Each entry below is to be transcribed exactly.

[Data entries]
# # # #

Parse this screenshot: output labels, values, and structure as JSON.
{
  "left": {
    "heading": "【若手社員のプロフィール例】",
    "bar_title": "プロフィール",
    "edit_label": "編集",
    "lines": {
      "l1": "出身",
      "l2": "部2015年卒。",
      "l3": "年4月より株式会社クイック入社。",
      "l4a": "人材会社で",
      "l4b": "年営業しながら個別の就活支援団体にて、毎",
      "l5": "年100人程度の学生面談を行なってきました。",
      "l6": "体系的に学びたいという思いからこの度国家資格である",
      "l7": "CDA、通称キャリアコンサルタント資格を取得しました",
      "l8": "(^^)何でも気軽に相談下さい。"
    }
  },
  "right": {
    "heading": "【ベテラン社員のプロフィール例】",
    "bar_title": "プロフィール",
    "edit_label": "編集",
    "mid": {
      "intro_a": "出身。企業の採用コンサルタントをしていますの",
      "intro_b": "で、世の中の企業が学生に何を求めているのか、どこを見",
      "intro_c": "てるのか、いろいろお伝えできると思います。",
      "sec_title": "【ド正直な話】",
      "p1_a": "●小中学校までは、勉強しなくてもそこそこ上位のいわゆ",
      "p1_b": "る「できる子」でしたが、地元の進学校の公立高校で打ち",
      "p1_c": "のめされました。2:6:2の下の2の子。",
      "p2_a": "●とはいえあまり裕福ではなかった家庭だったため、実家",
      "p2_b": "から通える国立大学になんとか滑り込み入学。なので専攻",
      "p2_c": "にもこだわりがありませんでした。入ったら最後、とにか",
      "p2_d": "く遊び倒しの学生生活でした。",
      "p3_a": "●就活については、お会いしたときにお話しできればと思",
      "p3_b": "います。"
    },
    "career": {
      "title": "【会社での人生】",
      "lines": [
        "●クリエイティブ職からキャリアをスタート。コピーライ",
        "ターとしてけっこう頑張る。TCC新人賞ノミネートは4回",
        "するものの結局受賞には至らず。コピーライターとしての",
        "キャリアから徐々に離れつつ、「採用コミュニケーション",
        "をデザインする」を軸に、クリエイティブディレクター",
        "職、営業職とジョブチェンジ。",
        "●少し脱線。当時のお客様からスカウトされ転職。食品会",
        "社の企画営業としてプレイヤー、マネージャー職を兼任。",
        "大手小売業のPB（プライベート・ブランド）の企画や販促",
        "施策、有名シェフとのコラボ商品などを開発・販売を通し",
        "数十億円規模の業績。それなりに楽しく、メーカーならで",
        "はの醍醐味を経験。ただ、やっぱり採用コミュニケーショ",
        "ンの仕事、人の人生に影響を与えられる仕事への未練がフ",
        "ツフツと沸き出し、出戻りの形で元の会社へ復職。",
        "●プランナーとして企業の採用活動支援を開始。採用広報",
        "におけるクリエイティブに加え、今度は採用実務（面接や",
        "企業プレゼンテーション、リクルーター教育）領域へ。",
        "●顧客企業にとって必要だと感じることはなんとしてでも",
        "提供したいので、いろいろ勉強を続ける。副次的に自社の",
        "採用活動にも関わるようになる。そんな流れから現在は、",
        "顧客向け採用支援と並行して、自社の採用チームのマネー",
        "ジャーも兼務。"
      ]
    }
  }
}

# # # #

● EXERCISE SOLUTION
Parse this screenshot: output labels, values, and structure as JSON.
{
  "left": {
    "heading": "【若手社員のプロフィール例】",
    "bar_title": "プロフィール",
    "edit_label": "編集",
    "lines": {
      "l1": "出身",
      "l2": "部2015年卒。",
      "l3": "年4月より株式会社クイック入社。",
      "l4a": "人材会社で",
      "l4b": "年営業しながら個別の就活支援団体にて、毎",
      "l5": "年100人程度の学生面談を行なってきました。",
      "l6": "体系的に学びたいという思いからこの度国家資格である",
      "l7": "CDA、通称キャリアコンサルタント資格を取得しました",
      "l8": "(^^)何でも気軽に相談下さい。"
    }
  },
  "right": {
    "heading": "【ベテラン社員のプロフィール例】",
    "bar_title": "プロフィール",
    "edit_label": "編集",
    "mid": {
      "intro_a": "出身。企業の採用コンサルタントをしていますの",
      "intro_b": "で、世の中の企業が学生に何を求めているのか、どこを見",
      "intro_c": "てるのか、いろいろお伝えできると思います。",
      "sec_title": "【ド正直な話】",
      "p1_a": "●小中学校までは、勉強しなくてもそこそこ上位のいわゆ",
      "p1_b": "る「できる子」でしたが、地元の進学校の公立高校で打ち",
      "p1_c": "のめされました。2:6:2の下の2の子。",
      "p2_a": "●とはいえあまり裕福ではなかった家庭だったため、実家",
      "p2_b": "から通える国立大学になんとか滑り込み入学。なので専攻",
      "p2_c": "にもこだわりがありませんでした。入ったら最後、とにか",
      "p2_d": "く遊び倒しの学生生活でした。",
      "p3_a": "●就活については、お会いしたときにお話しできればと思",
      "p3_b": "います。"
    },
    "career": {
      "title": "【会社での人生】",
      "lines": [
        "●クリエイティブ職からキャリアをスタート。コピーライ",
        "ターとしてけっこう頑張る。TCC新人賞ノミネートは4回",
        "するものの結局受賞には至らず。コピーライターとしての",
        "キャリアから徐々に離れつつ、「採用コミュニケーション",
        "をデザインする」を軸に、クリエイティブディレクター",
        "職、営業職とジョブチェンジ。",
        "●少し脱線。当時のお客様からスカウトされ転職。食品会",
        "社の企画営業としてプレイヤー、マネージャー職を兼任。",
        "大手小売業のPB（プライベート・ブランド）の企画や販促",
        "施策、有名シェフとのコラボ商品などを開発・販売を通し",
        "数十億円規模の業績。それなりに楽しく、メーカーならで",
        "はの醍醐味を経験。ただ、やっぱり採用コミュニケーショ",
        "ンの仕事、人の人生に影響を与えられる仕事への未練がフ",
        "ツフツと沸き出し、出戻りの形で元の会社へ復職。",
        "●プランナーとして企業の採用活動支援を開始。採用広報",
        "におけるクリエイティブに加え、今度は採用実務（面接や",
        "企業プレゼンテーション、リクルーター教育）領域へ。",
        "●顧客企業にとって必要だと感じることはなんとしてでも",
        "提供したいので、いろいろ勉強を続ける。副次的に自社の",
        "採用活動にも関わるようになる。そんな流れから現在は、",
        "顧客向け採用支援と並行して、自社の採用チームのマネー",
        "ジャーも兼務。"
      ]
    }
  }
}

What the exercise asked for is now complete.